START RECORDS SUPPLIED

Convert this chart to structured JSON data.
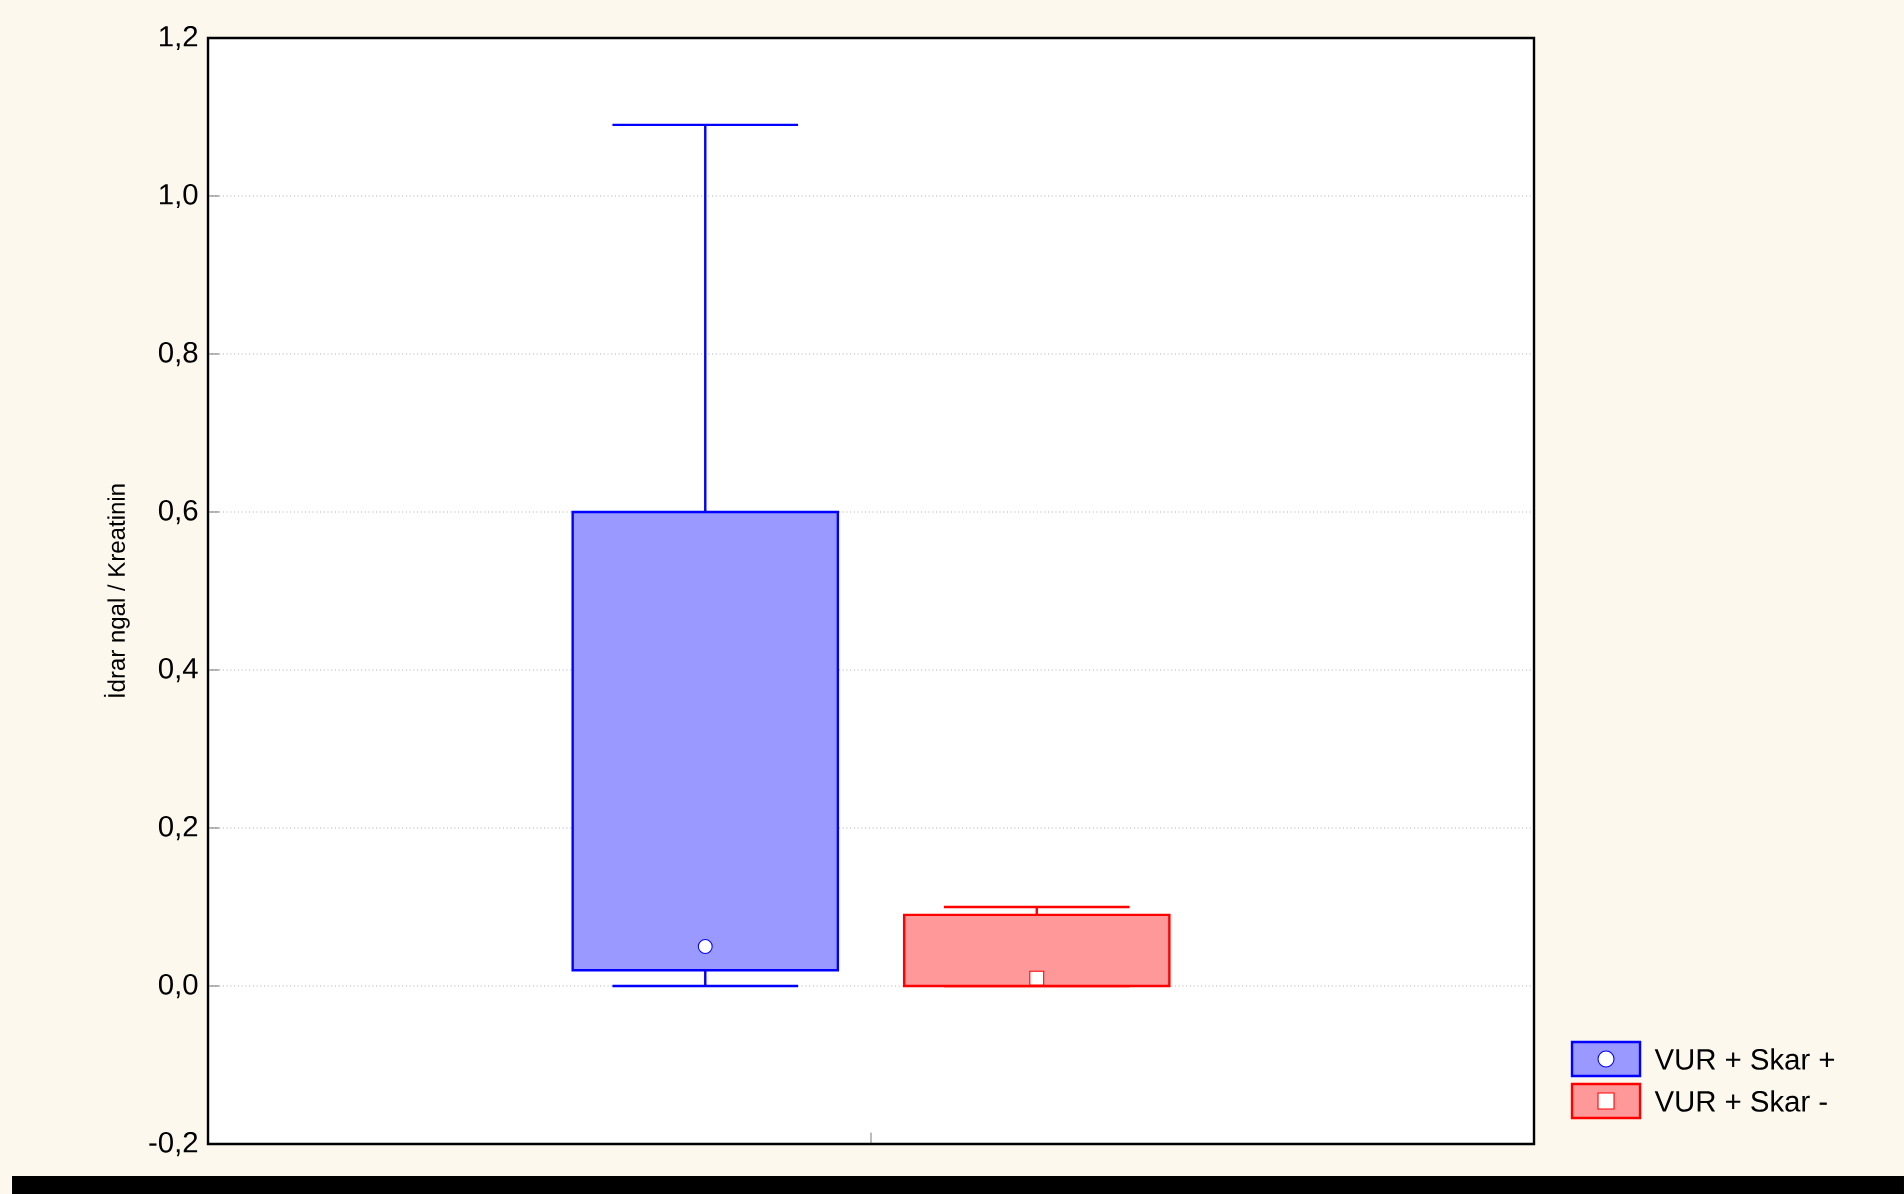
{
  "chart_data": {
    "type": "box",
    "ylabel": "İdrar ngal / Kreatinin",
    "categories": [
      null
    ],
    "ylim": [
      -0.2,
      1.2
    ],
    "yticks": [
      {
        "value": -0.2,
        "label": "-0,2"
      },
      {
        "value": 0.0,
        "label": "0,0"
      },
      {
        "value": 0.2,
        "label": "0,2"
      },
      {
        "value": 0.4,
        "label": "0,4"
      },
      {
        "value": 0.6,
        "label": "0,6"
      },
      {
        "value": 0.8,
        "label": "0,8"
      },
      {
        "value": 1.0,
        "label": "1,0"
      },
      {
        "value": 1.2,
        "label": "1,2"
      }
    ],
    "grid": "y",
    "legend": "bottom right",
    "series": [
      {
        "name": "VUR + Skar +",
        "color": "#0000ff",
        "marker": "circle",
        "boxes": [
          {
            "low": 0.0,
            "q1": 0.02,
            "median": 0.05,
            "q3": 0.6,
            "high": 1.09
          }
        ]
      },
      {
        "name": "VUR + Skar -",
        "color": "#ff0000",
        "marker": "square",
        "boxes": [
          {
            "low": 0.0,
            "q1": 0.0,
            "median": 0.01,
            "q3": 0.09,
            "high": 0.1
          }
        ]
      }
    ]
  }
}
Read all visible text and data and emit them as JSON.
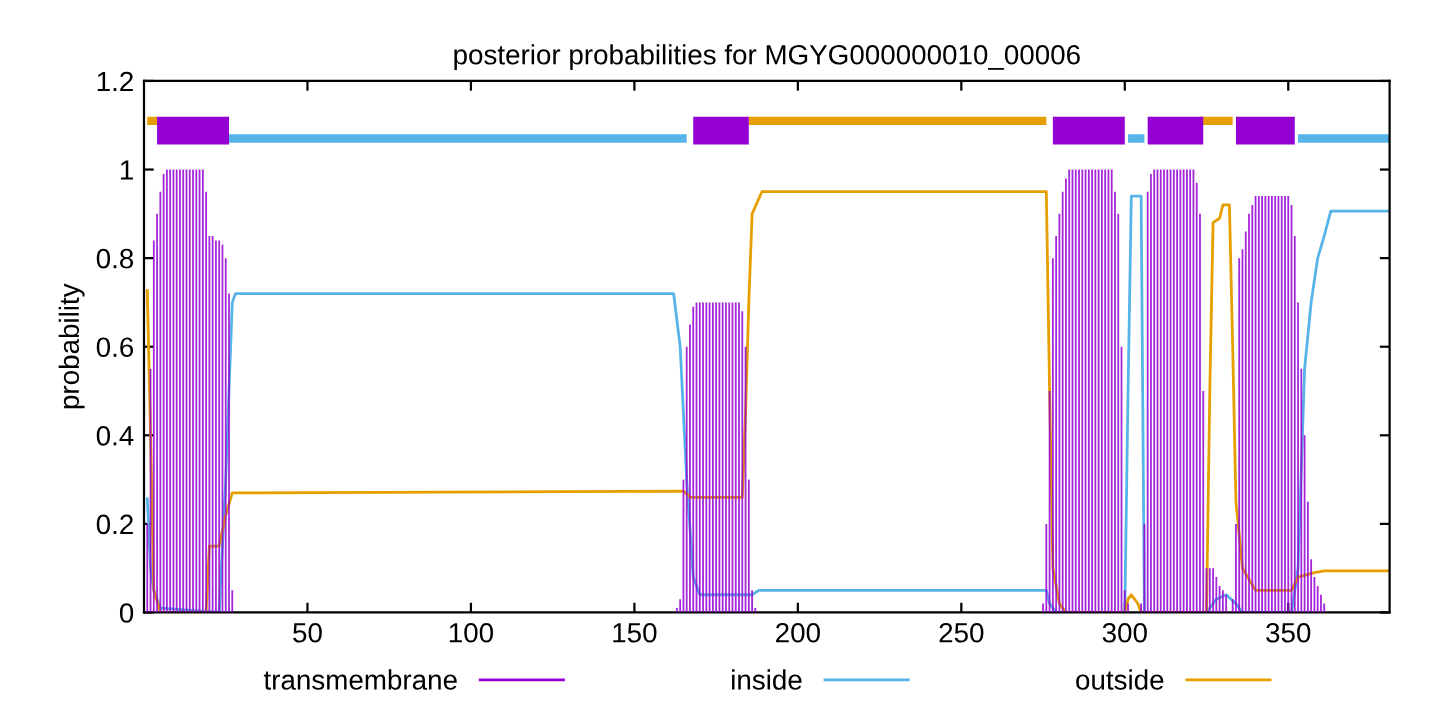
{
  "chart_data": {
    "type": "line",
    "title": "posterior probabilities for MGYG000000010_00006",
    "ylabel": "probability",
    "xlim": [
      0,
      381
    ],
    "ylim": [
      0,
      1.2
    ],
    "xticks": [
      50,
      100,
      150,
      200,
      250,
      300,
      350
    ],
    "yticks": [
      0,
      0.2,
      0.4,
      0.6,
      0.8,
      1,
      1.2
    ],
    "grid": false,
    "legend": "bottom",
    "series": [
      {
        "name": "transmembrane",
        "type": "bar",
        "color": "#9400d3",
        "x": [
          1,
          2,
          3,
          4,
          5,
          6,
          7,
          8,
          9,
          10,
          11,
          12,
          13,
          14,
          15,
          16,
          17,
          18,
          19,
          20,
          21,
          22,
          23,
          24,
          25,
          26,
          27,
          28,
          163,
          164,
          165,
          166,
          167,
          168,
          169,
          170,
          171,
          172,
          173,
          174,
          175,
          176,
          177,
          178,
          179,
          180,
          181,
          182,
          183,
          184,
          185,
          186,
          187,
          275,
          276,
          277,
          278,
          279,
          280,
          281,
          282,
          283,
          284,
          285,
          286,
          287,
          288,
          289,
          290,
          291,
          292,
          293,
          294,
          295,
          296,
          297,
          298,
          299,
          300,
          301,
          305,
          306,
          307,
          308,
          309,
          310,
          311,
          312,
          313,
          314,
          315,
          316,
          317,
          318,
          319,
          320,
          321,
          322,
          323,
          324,
          325,
          326,
          327,
          328,
          329,
          330,
          331,
          333,
          334,
          335,
          336,
          337,
          338,
          339,
          340,
          341,
          342,
          343,
          344,
          345,
          346,
          347,
          348,
          349,
          350,
          351,
          352,
          353,
          354,
          355,
          356,
          357,
          358,
          359,
          360,
          361
        ],
        "values": [
          0.2,
          0.55,
          0.84,
          0.9,
          0.95,
          0.99,
          1,
          1,
          1,
          1,
          1,
          1,
          1,
          1,
          1,
          1,
          1,
          1,
          0.95,
          0.85,
          0.85,
          0.84,
          0.84,
          0.83,
          0.8,
          0.72,
          0.05,
          null,
          0.01,
          0.03,
          0.3,
          0.6,
          0.65,
          0.69,
          0.7,
          0.7,
          0.7,
          0.7,
          0.7,
          0.7,
          0.7,
          0.7,
          0.7,
          0.7,
          0.7,
          0.7,
          0.7,
          0.7,
          0.68,
          0.6,
          0.3,
          0.05,
          0.01,
          0.02,
          0.2,
          0.5,
          0.8,
          0.85,
          0.9,
          0.95,
          0.98,
          1,
          1,
          1,
          1,
          1,
          1,
          1,
          1,
          1,
          1,
          1,
          1,
          1,
          1,
          0.95,
          0.9,
          0.6,
          0.05,
          0.02,
          0.02,
          0.2,
          0.95,
          0.99,
          1,
          1,
          1,
          1,
          1,
          1,
          1,
          1,
          1,
          1,
          1,
          1,
          1,
          0.97,
          0.9,
          0.5,
          0.1,
          0.1,
          0.1,
          0.08,
          0.06,
          0.05,
          0.04,
          0.03,
          0.2,
          0.8,
          0.82,
          0.86,
          0.9,
          0.92,
          0.94,
          0.94,
          0.94,
          0.94,
          0.94,
          0.94,
          0.94,
          0.94,
          0.94,
          0.94,
          0.94,
          0.92,
          0.85,
          0.7,
          0.55,
          0.4,
          0.25,
          0.12,
          0.08,
          0.06,
          0.04,
          0.02
        ]
      },
      {
        "name": "inside",
        "color": "#56b4e9",
        "x": [
          1,
          2,
          3,
          5,
          23,
          25,
          27,
          28,
          162,
          164,
          166,
          168,
          170,
          186,
          188,
          276,
          277,
          279,
          300,
          301,
          302,
          305,
          306,
          325,
          328,
          331,
          334,
          336,
          351,
          353,
          355,
          357,
          359,
          361,
          363,
          381
        ],
        "values": [
          0.26,
          0.1,
          0.05,
          0.01,
          0,
          0.3,
          0.7,
          0.72,
          0.72,
          0.6,
          0.3,
          0.08,
          0.04,
          0.04,
          0.05,
          0.05,
          0.02,
          0,
          0,
          0.5,
          0.94,
          0.94,
          0,
          0,
          0.03,
          0.04,
          0.02,
          0,
          0,
          0.1,
          0.55,
          0.7,
          0.8,
          0.85,
          0.906,
          0.906
        ]
      },
      {
        "name": "outside",
        "color": "#e69f00",
        "x": [
          1,
          2,
          3,
          5,
          19,
          20,
          23,
          25,
          27,
          165,
          167,
          183,
          184,
          185,
          186,
          189,
          276,
          277,
          278,
          280,
          282,
          300,
          301,
          302,
          304,
          305,
          325,
          326,
          327,
          329,
          330,
          332,
          333,
          334,
          336,
          340,
          351,
          353,
          358,
          361,
          381
        ],
        "values": [
          0.73,
          0.4,
          0.05,
          0,
          0,
          0.15,
          0.15,
          0.22,
          0.27,
          0.274,
          0.26,
          0.26,
          0.45,
          0.7,
          0.9,
          0.95,
          0.95,
          0.5,
          0.1,
          0.02,
          0,
          0,
          0.03,
          0.04,
          0.02,
          0,
          0,
          0.5,
          0.88,
          0.89,
          0.92,
          0.92,
          0.6,
          0.25,
          0.1,
          0.05,
          0.05,
          0.08,
          0.09,
          0.094,
          0.094
        ]
      },
      {
        "color": "#e69f00",
        "x": [
          1,
          4,
          5,
          185,
          276,
          277,
          323,
          333
        ],
        "values": [
          1.11,
          1.11,
          null,
          1.11,
          1.11,
          null,
          1.11,
          1.11
        ]
      },
      {
        "color": "#56b4e9",
        "x": [
          26,
          166,
          167,
          301,
          306,
          307,
          353,
          381
        ],
        "values": [
          1.07,
          1.07,
          null,
          1.07,
          1.07,
          null,
          1.07,
          1.07
        ]
      },
      {
        "color": "#9400d3",
        "x": [
          4,
          26,
          27,
          168,
          185,
          186,
          278,
          300,
          301,
          307,
          324,
          325,
          334,
          352
        ],
        "values": [
          1.088,
          1.088,
          null,
          1.088,
          1.088,
          null,
          1.088,
          1.088,
          null,
          1.088,
          1.088,
          null,
          1.088,
          1.088
        ]
      }
    ]
  }
}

END RECORDS SUPPLIED

Extract all the data above exactly, excluding every picture.

— COMPLETED EXERCISE —
Convert this chart to structured JSON data.
{
  "chart_data": {
    "type": "box",
    "ylabel": "İdrar ngal / Kreatinin",
    "categories": [
      null
    ],
    "ylim": [
      -0.2,
      1.2
    ],
    "yticks": [
      {
        "value": -0.2,
        "label": "-0,2"
      },
      {
        "value": 0.0,
        "label": "0,0"
      },
      {
        "value": 0.2,
        "label": "0,2"
      },
      {
        "value": 0.4,
        "label": "0,4"
      },
      {
        "value": 0.6,
        "label": "0,6"
      },
      {
        "value": 0.8,
        "label": "0,8"
      },
      {
        "value": 1.0,
        "label": "1,0"
      },
      {
        "value": 1.2,
        "label": "1,2"
      }
    ],
    "grid": "y",
    "legend": "bottom right",
    "series": [
      {
        "name": "VUR + Skar +",
        "color": "#0000ff",
        "marker": "circle",
        "boxes": [
          {
            "low": 0.0,
            "q1": 0.02,
            "median": 0.05,
            "q3": 0.6,
            "high": 1.09
          }
        ]
      },
      {
        "name": "VUR + Skar -",
        "color": "#ff0000",
        "marker": "square",
        "boxes": [
          {
            "low": 0.0,
            "q1": 0.0,
            "median": 0.01,
            "q3": 0.09,
            "high": 0.1
          }
        ]
      }
    ]
  }
}
Read all visible text and data and emit them as JSON.
{
  "chart_data": {
    "type": "line",
    "title": "posterior probabilities for MGYG000000010_00006",
    "ylabel": "probability",
    "xlim": [
      0,
      381
    ],
    "ylim": [
      0,
      1.2
    ],
    "xticks": [
      50,
      100,
      150,
      200,
      250,
      300,
      350
    ],
    "yticks": [
      0,
      0.2,
      0.4,
      0.6,
      0.8,
      1,
      1.2
    ],
    "grid": false,
    "legend": "bottom",
    "series": [
      {
        "name": "transmembrane",
        "type": "bar",
        "color": "#9400d3",
        "x": [
          1,
          2,
          3,
          4,
          5,
          6,
          7,
          8,
          9,
          10,
          11,
          12,
          13,
          14,
          15,
          16,
          17,
          18,
          19,
          20,
          21,
          22,
          23,
          24,
          25,
          26,
          27,
          28,
          163,
          164,
          165,
          166,
          167,
          168,
          169,
          170,
          171,
          172,
          173,
          174,
          175,
          176,
          177,
          178,
          179,
          180,
          181,
          182,
          183,
          184,
          185,
          186,
          187,
          275,
          276,
          277,
          278,
          279,
          280,
          281,
          282,
          283,
          284,
          285,
          286,
          287,
          288,
          289,
          290,
          291,
          292,
          293,
          294,
          295,
          296,
          297,
          298,
          299,
          300,
          301,
          305,
          306,
          307,
          308,
          309,
          310,
          311,
          312,
          313,
          314,
          315,
          316,
          317,
          318,
          319,
          320,
          321,
          322,
          323,
          324,
          325,
          326,
          327,
          328,
          329,
          330,
          331,
          333,
          334,
          335,
          336,
          337,
          338,
          339,
          340,
          341,
          342,
          343,
          344,
          345,
          346,
          347,
          348,
          349,
          350,
          351,
          352,
          353,
          354,
          355,
          356,
          357,
          358,
          359,
          360,
          361
        ],
        "values": [
          0.2,
          0.55,
          0.84,
          0.9,
          0.95,
          0.99,
          1,
          1,
          1,
          1,
          1,
          1,
          1,
          1,
          1,
          1,
          1,
          1,
          0.95,
          0.85,
          0.85,
          0.84,
          0.84,
          0.83,
          0.8,
          0.72,
          0.05,
          null,
          0.01,
          0.03,
          0.3,
          0.6,
          0.65,
          0.69,
          0.7,
          0.7,
          0.7,
          0.7,
          0.7,
          0.7,
          0.7,
          0.7,
          0.7,
          0.7,
          0.7,
          0.7,
          0.7,
          0.7,
          0.68,
          0.6,
          0.3,
          0.05,
          0.01,
          0.02,
          0.2,
          0.5,
          0.8,
          0.85,
          0.9,
          0.95,
          0.98,
          1,
          1,
          1,
          1,
          1,
          1,
          1,
          1,
          1,
          1,
          1,
          1,
          1,
          1,
          0.95,
          0.9,
          0.6,
          0.05,
          0.02,
          0.02,
          0.2,
          0.95,
          0.99,
          1,
          1,
          1,
          1,
          1,
          1,
          1,
          1,
          1,
          1,
          1,
          1,
          1,
          0.97,
          0.9,
          0.5,
          0.1,
          0.1,
          0.1,
          0.08,
          0.06,
          0.05,
          0.04,
          0.03,
          0.2,
          0.8,
          0.82,
          0.86,
          0.9,
          0.92,
          0.94,
          0.94,
          0.94,
          0.94,
          0.94,
          0.94,
          0.94,
          0.94,
          0.94,
          0.94,
          0.94,
          0.92,
          0.85,
          0.7,
          0.55,
          0.4,
          0.25,
          0.12,
          0.08,
          0.06,
          0.04,
          0.02
        ]
      },
      {
        "name": "inside",
        "color": "#56b4e9",
        "x": [
          1,
          2,
          3,
          5,
          23,
          25,
          27,
          28,
          162,
          164,
          166,
          168,
          170,
          186,
          188,
          276,
          277,
          279,
          300,
          301,
          302,
          305,
          306,
          325,
          328,
          331,
          334,
          336,
          351,
          353,
          355,
          357,
          359,
          361,
          363,
          381
        ],
        "values": [
          0.26,
          0.1,
          0.05,
          0.01,
          0,
          0.3,
          0.7,
          0.72,
          0.72,
          0.6,
          0.3,
          0.08,
          0.04,
          0.04,
          0.05,
          0.05,
          0.02,
          0,
          0,
          0.5,
          0.94,
          0.94,
          0,
          0,
          0.03,
          0.04,
          0.02,
          0,
          0,
          0.1,
          0.55,
          0.7,
          0.8,
          0.85,
          0.906,
          0.906
        ]
      },
      {
        "name": "outside",
        "color": "#e69f00",
        "x": [
          1,
          2,
          3,
          5,
          19,
          20,
          23,
          25,
          27,
          165,
          167,
          183,
          184,
          185,
          186,
          189,
          276,
          277,
          278,
          280,
          282,
          300,
          301,
          302,
          304,
          305,
          325,
          326,
          327,
          329,
          330,
          332,
          333,
          334,
          336,
          340,
          351,
          353,
          358,
          361,
          381
        ],
        "values": [
          0.73,
          0.4,
          0.05,
          0,
          0,
          0.15,
          0.15,
          0.22,
          0.27,
          0.274,
          0.26,
          0.26,
          0.45,
          0.7,
          0.9,
          0.95,
          0.95,
          0.5,
          0.1,
          0.02,
          0,
          0,
          0.03,
          0.04,
          0.02,
          0,
          0,
          0.5,
          0.88,
          0.89,
          0.92,
          0.92,
          0.6,
          0.25,
          0.1,
          0.05,
          0.05,
          0.08,
          0.09,
          0.094,
          0.094
        ]
      },
      {
        "color": "#e69f00",
        "x": [
          1,
          4,
          5,
          185,
          276,
          277,
          323,
          333
        ],
        "values": [
          1.11,
          1.11,
          null,
          1.11,
          1.11,
          null,
          1.11,
          1.11
        ]
      },
      {
        "color": "#56b4e9",
        "x": [
          26,
          166,
          167,
          301,
          306,
          307,
          353,
          381
        ],
        "values": [
          1.07,
          1.07,
          null,
          1.07,
          1.07,
          null,
          1.07,
          1.07
        ]
      },
      {
        "color": "#9400d3",
        "x": [
          4,
          26,
          27,
          168,
          185,
          186,
          278,
          300,
          301,
          307,
          324,
          325,
          334,
          352
        ],
        "values": [
          1.088,
          1.088,
          null,
          1.088,
          1.088,
          null,
          1.088,
          1.088,
          null,
          1.088,
          1.088,
          null,
          1.088,
          1.088
        ]
      }
    ]
  }
}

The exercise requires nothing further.